### [Input material]
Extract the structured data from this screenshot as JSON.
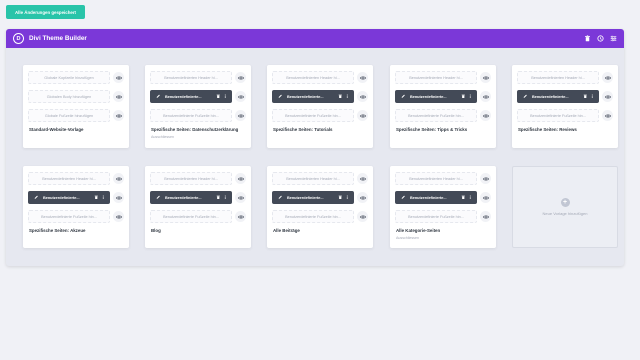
{
  "save_button": "Alle Änderungen gespeichert",
  "header": {
    "logo": "D",
    "title": "Divi Theme Builder",
    "icons": [
      "trash-icon",
      "history-icon",
      "settings-icon"
    ]
  },
  "row1": [
    {
      "header": "Globale Kopfzeile hinzufügen",
      "body": "Globalen Body hinzufügen",
      "footer": "Globale Fußzeile hinzufügen",
      "title": "Standard-Website-Vorlage",
      "sub": ""
    },
    {
      "header": "Benutzerdefinierten Header hi...",
      "body": "Benutzerdefinierte...",
      "footer": "Benutzerdefinierte Fußzeile hin...",
      "title": "Spezifische Seiten: Datenschutzerklärung",
      "sub": "Ausschliessen"
    },
    {
      "header": "Benutzerdefinierten Header hi...",
      "body": "Benutzerdefinierte...",
      "footer": "Benutzerdefinierte Fußzeile hin...",
      "title": "Spezifische Seiten: Tutorials",
      "sub": ""
    },
    {
      "header": "Benutzerdefinierten Header hi...",
      "body": "Benutzerdefinierte...",
      "footer": "Benutzerdefinierte Fußzeile hin...",
      "title": "Spezifische Seiten: Tipps & Tricks",
      "sub": ""
    },
    {
      "header": "Benutzerdefinierten Header hi...",
      "body": "Benutzerdefinierte...",
      "footer": "Benutzerdefinierte Fußzeile hin...",
      "title": "Spezifische Seiten: Reviews",
      "sub": ""
    }
  ],
  "row2": [
    {
      "header": "Benutzerdefinierten Header hi...",
      "body": "Benutzerdefinierte...",
      "footer": "Benutzerdefinierte Fußzeile hin...",
      "title": "Spezifische Seiten: Akzeue",
      "sub": ""
    },
    {
      "header": "Benutzerdefinierten Header hi...",
      "body": "Benutzerdefinierte...",
      "footer": "Benutzerdefinierte Fußzeile hin...",
      "title": "Blog",
      "sub": ""
    },
    {
      "header": "Benutzerdefinierten Header hi...",
      "body": "Benutzerdefinierte...",
      "footer": "Benutzerdefinierte Fußzeile hin...",
      "title": "Alle Beiträge",
      "sub": ""
    },
    {
      "header": "Benutzerdefinierten Header hi...",
      "body": "Benutzerdefinierte...",
      "footer": "Benutzerdefinierte Fußzeile hin...",
      "title": "Alle Kategorie-Seiten",
      "sub": "Ausschliessen"
    }
  ],
  "add_template": "Neue Vorlage hinzufügen"
}
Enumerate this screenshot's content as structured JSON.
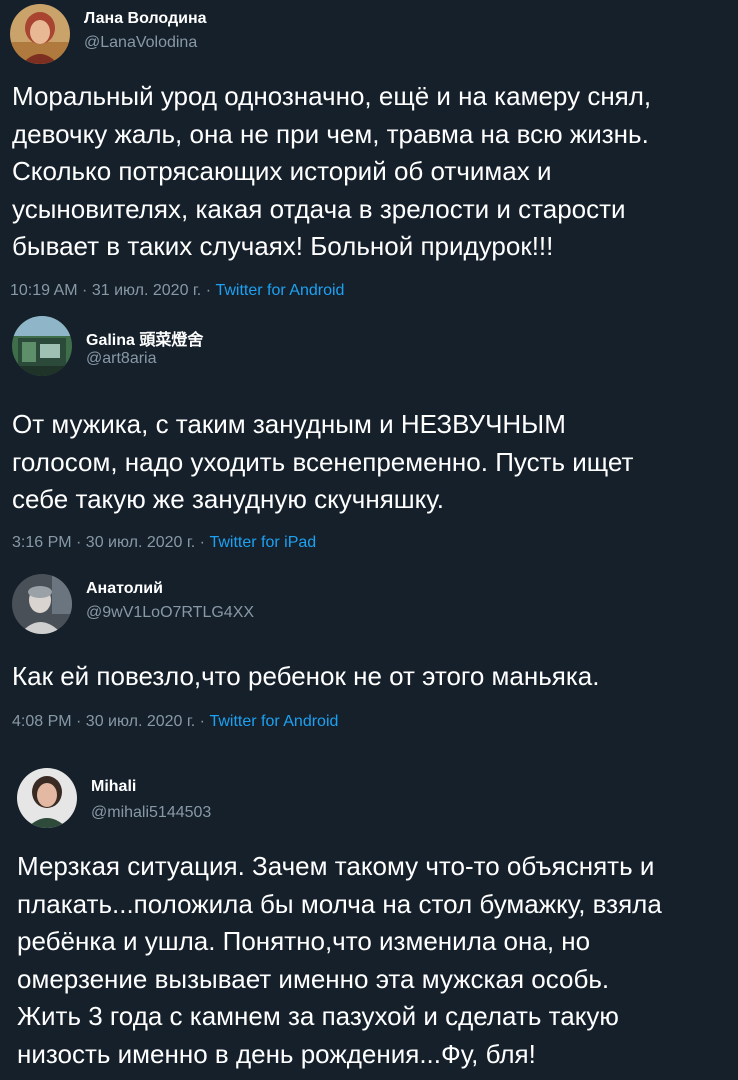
{
  "tweets": [
    {
      "name": "Лана Володина",
      "handle": "@LanaVolodina",
      "text": "Моральный урод однозначно, ещё и на камеру снял,\nдевочку жаль, она не при чем, травма на всю жизнь.\nСколько потрясающих историй об отчимах и\nусыновителях, какая отдача в зрелости и старости\nбывает в таких случаях! Больной придурок!!!",
      "time": "10:19 AM · 31 июл. 2020 г. · ",
      "source": "Twitter for Android"
    },
    {
      "name": "Galina 頭菜燈舍",
      "handle": "@art8aria",
      "text": "От мужика, с таким занудным и НЕЗВУЧНЫМ\nголосом, надо уходить всенепременно. Пусть ищет\nсебе такую же занудную скучняшку.",
      "time": "3:16 PM · 30 июл. 2020 г. · ",
      "source": "Twitter for iPad"
    },
    {
      "name": "Анатолий",
      "handle": "@9wV1LoO7RTLG4XX",
      "text": "Как ей повезло,что ребенок не от этого маньяка.",
      "time": "4:08 PM · 30 июл. 2020 г. · ",
      "source": "Twitter for Android"
    },
    {
      "name": "Mihali",
      "handle": "@mihali5144503",
      "text": "Мерзкая ситуация. Зачем такому что-то объяснять и\nплакать...положила бы молча на стол бумажку, взяла\nребёнка и ушла. Понятно,что изменила она, но\nомерзение вызывает именно эта мужская особь.\nЖить 3 года с камнем за пазухой и сделать такую\nнизость именно в день рождения...Фу, бля!",
      "time": "",
      "source": ""
    }
  ],
  "colors": {
    "background": "#15202b",
    "text": "#ffffff",
    "secondary": "#8899a6",
    "link": "#1da1f2"
  }
}
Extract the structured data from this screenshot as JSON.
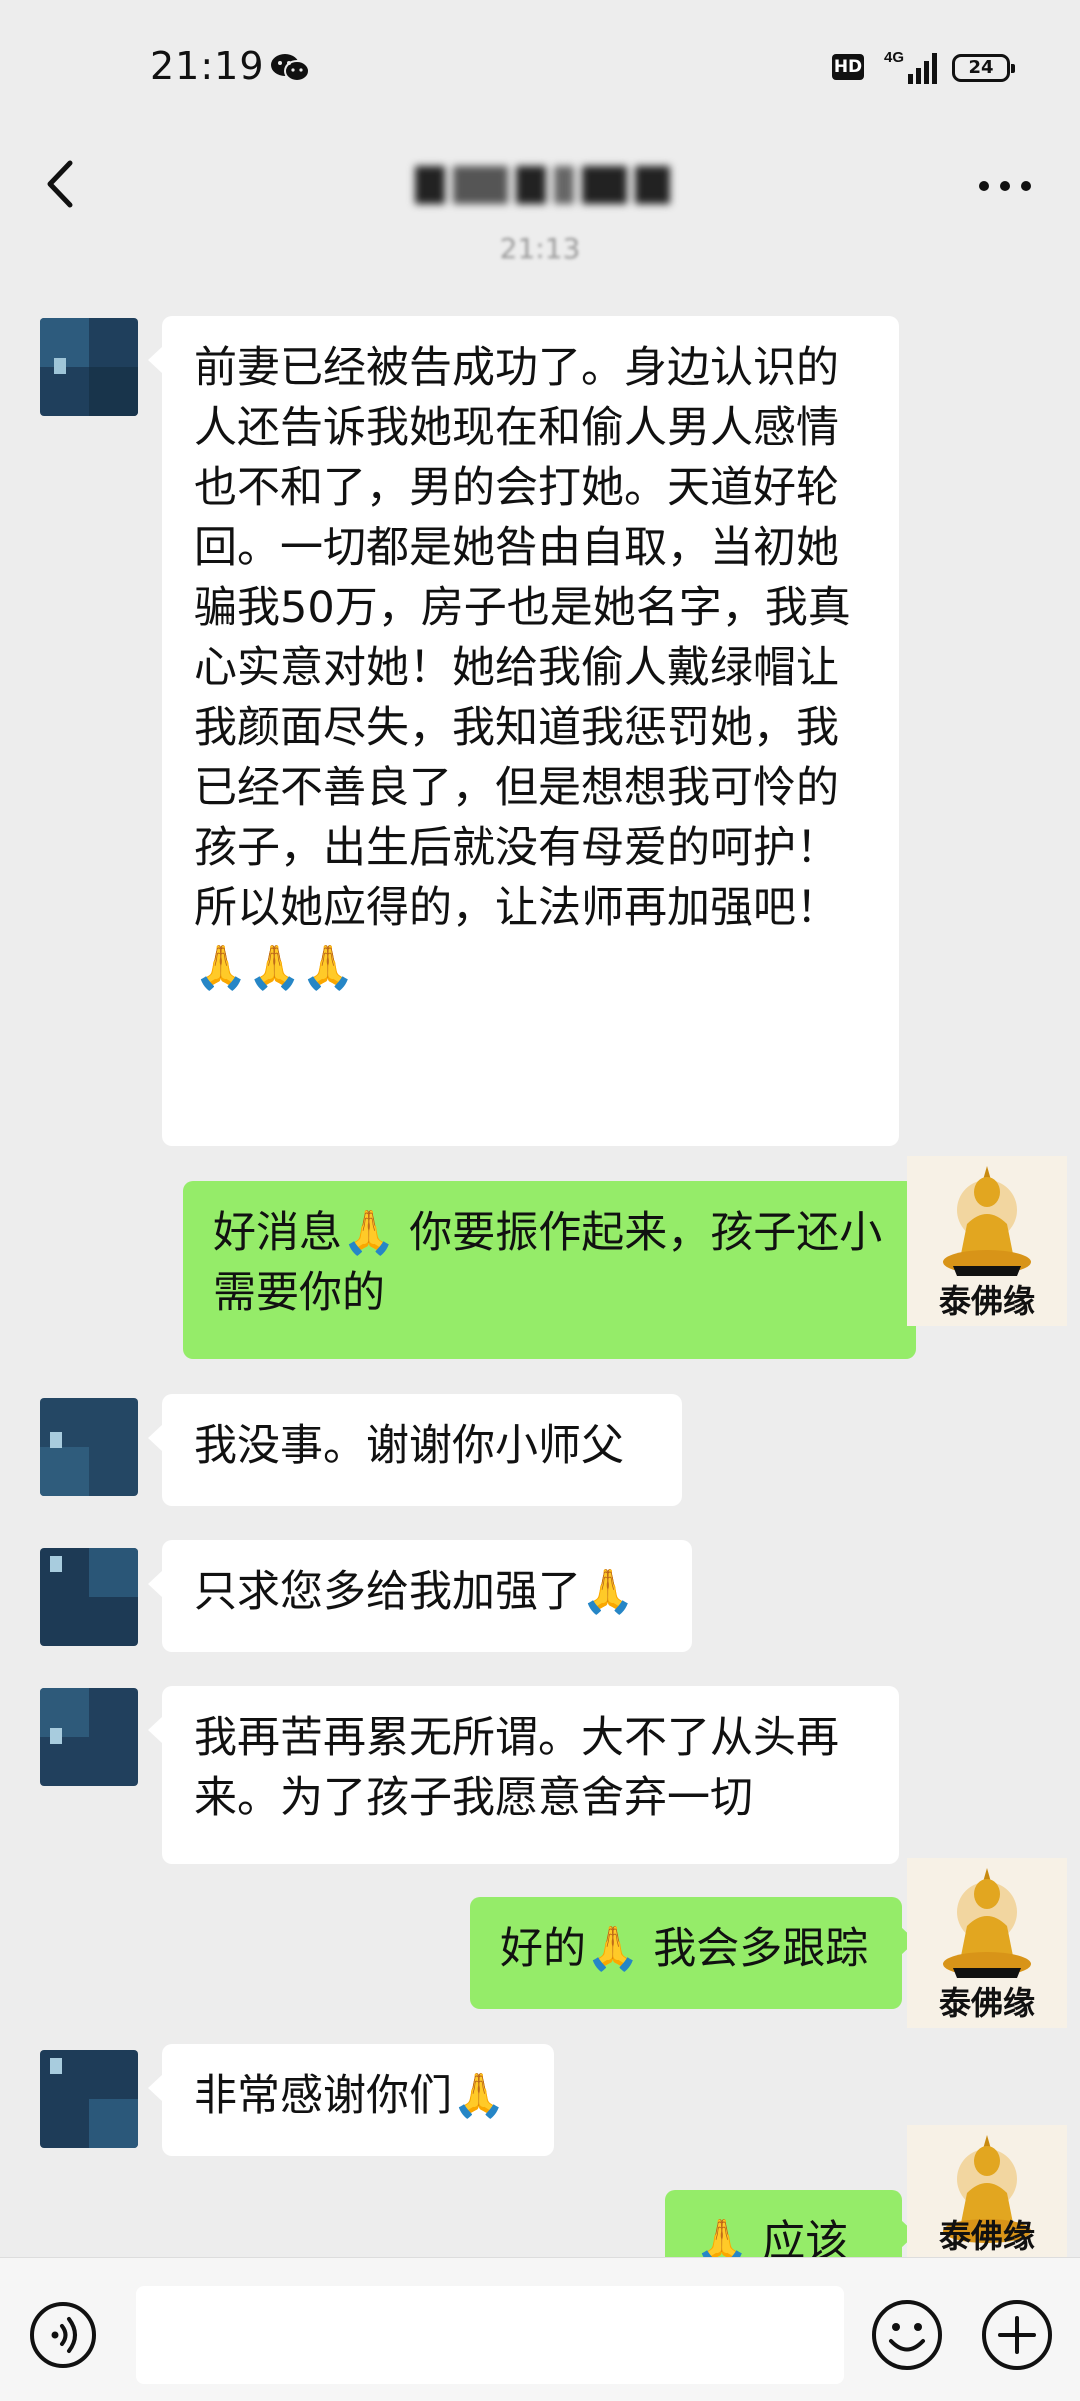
{
  "status_bar": {
    "time": "21:19",
    "network_badge": "HD",
    "network_type": "4G",
    "battery": "24",
    "icons": [
      "wechat-icon",
      "signal-icon",
      "battery-icon"
    ]
  },
  "header": {
    "title": "",
    "back_icon": "chevron-left-icon",
    "more_icon": "more-icon"
  },
  "timestamp": "21:13",
  "messages": [
    {
      "side": "in",
      "text": "前妻已经被告成功了。身边认识的人还告诉我她现在和偷人男人感情也不和了，男的会打她。天道好轮回。一切都是她咎由自取，当初她骗我50万，房子也是她名字，我真心实意对她！她给我偷人戴绿帽让我颜面尽失，我知道我惩罚她，我已经不善良了，但是想想我可怜的孩子，出生后就没有母爱的呵护！所以她应得的，让法师再加强吧！🙏🙏🙏"
    },
    {
      "side": "out",
      "text": "好消息🙏 你要振作起来，孩子还小需要你的"
    },
    {
      "side": "in",
      "text": "我没事。谢谢你小师父"
    },
    {
      "side": "in",
      "text": "只求您多给我加强了🙏"
    },
    {
      "side": "in",
      "text": "我再苦再累无所谓。大不了从头再来。为了孩子我愿意舍弃一切"
    },
    {
      "side": "out",
      "text": "好的🙏 我会多跟踪"
    },
    {
      "side": "in",
      "text": "非常感谢你们🙏"
    },
    {
      "side": "out",
      "text": "🙏 应该的"
    }
  ],
  "self_avatar_label": "泰佛缘",
  "bottom_bar": {
    "icons": [
      "voice-icon",
      "emoji-icon",
      "plus-icon"
    ]
  },
  "colors": {
    "background": "#ededed",
    "incoming_bubble": "#ffffff",
    "outgoing_bubble": "#95ec69"
  }
}
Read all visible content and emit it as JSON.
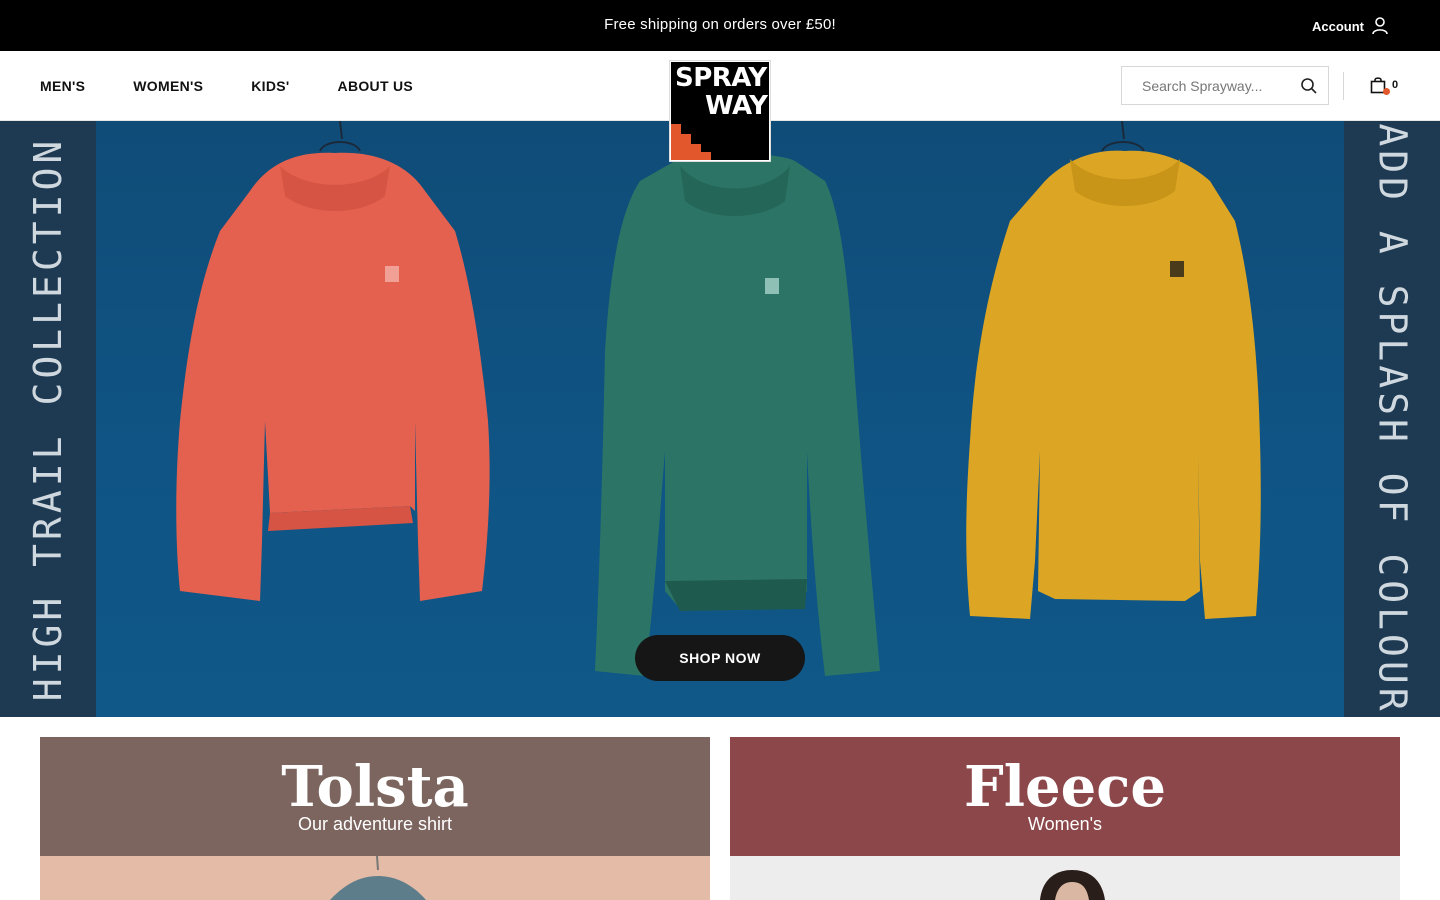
{
  "announcement": {
    "text": "Free shipping on orders over £50!"
  },
  "account": {
    "label": "Account",
    "icon": "user-icon"
  },
  "nav": {
    "items": [
      {
        "label": "MEN'S"
      },
      {
        "label": "WOMEN'S"
      },
      {
        "label": "KIDS'"
      },
      {
        "label": "ABOUT US"
      }
    ]
  },
  "logo": {
    "line1": "SPRAY",
    "line2": "WAY",
    "accent_color": "#e2572b"
  },
  "search": {
    "placeholder": "Search Sprayway...",
    "value": "",
    "icon": "search-icon"
  },
  "cart": {
    "count": "0",
    "icon": "shopping-bag-icon",
    "dot_color": "#e2572b"
  },
  "hero": {
    "left_text": "HIGH TRAIL COLLECTION",
    "right_text": "ADD A SPLASH OF COLOUR",
    "cta": "SHOP NOW",
    "background_color": "#0f5484",
    "shirt_colors": [
      "#e5614f",
      "#2c7566",
      "#dca624"
    ]
  },
  "promos": [
    {
      "title": "Tolsta",
      "subtitle": "Our adventure shirt",
      "color": "#7b655e"
    },
    {
      "title": "Fleece",
      "subtitle": "Women's",
      "color": "#8b474a"
    }
  ]
}
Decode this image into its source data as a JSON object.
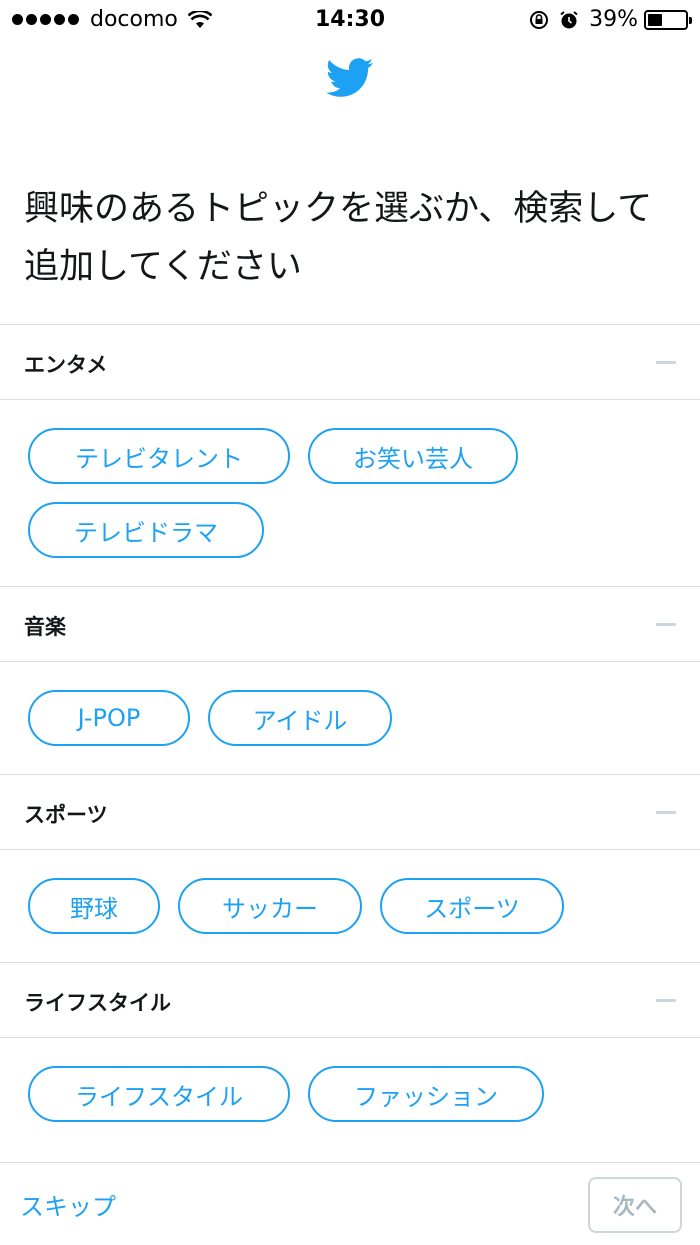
{
  "status_bar": {
    "carrier": "docomo",
    "time": "14:30",
    "battery": "39%",
    "battery_level": 0.39
  },
  "logo_icon": "twitter-bird-icon",
  "heading": "興味のあるトピックを選ぶか、検索して追加してください",
  "sections": [
    {
      "title": "エンタメ",
      "chip_rows": [
        [
          {
            "label": "テレビタレント"
          },
          {
            "label": "お笑い芸人"
          }
        ],
        [
          {
            "label": "テレビドラマ"
          }
        ]
      ]
    },
    {
      "title": "音楽",
      "chip_rows": [
        [
          {
            "label": "J-POP"
          },
          {
            "label": "アイドル"
          }
        ]
      ]
    },
    {
      "title": "スポーツ",
      "chip_rows": [
        [
          {
            "label": "野球"
          },
          {
            "label": "サッカー"
          },
          {
            "label": "スポーツ"
          }
        ]
      ]
    },
    {
      "title": "ライフスタイル",
      "chip_rows": [
        [
          {
            "label": "ライフスタイル"
          },
          {
            "label": "ファッション"
          }
        ]
      ]
    }
  ],
  "footer": {
    "skip_label": "スキップ",
    "next_label": "次へ"
  },
  "colors": {
    "accent": "#1da1f2",
    "divider": "#d8dde2",
    "disabled": "#aab8c2"
  }
}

### [Exercise]
Locate and copy each line in the data above that includes the word "name".

### [Response to the exercise]
      "name": "Лана Володина",
      "name": "Galina 頭菜燈舍",
      "name": "Анатолий",
      "name": "Mihali",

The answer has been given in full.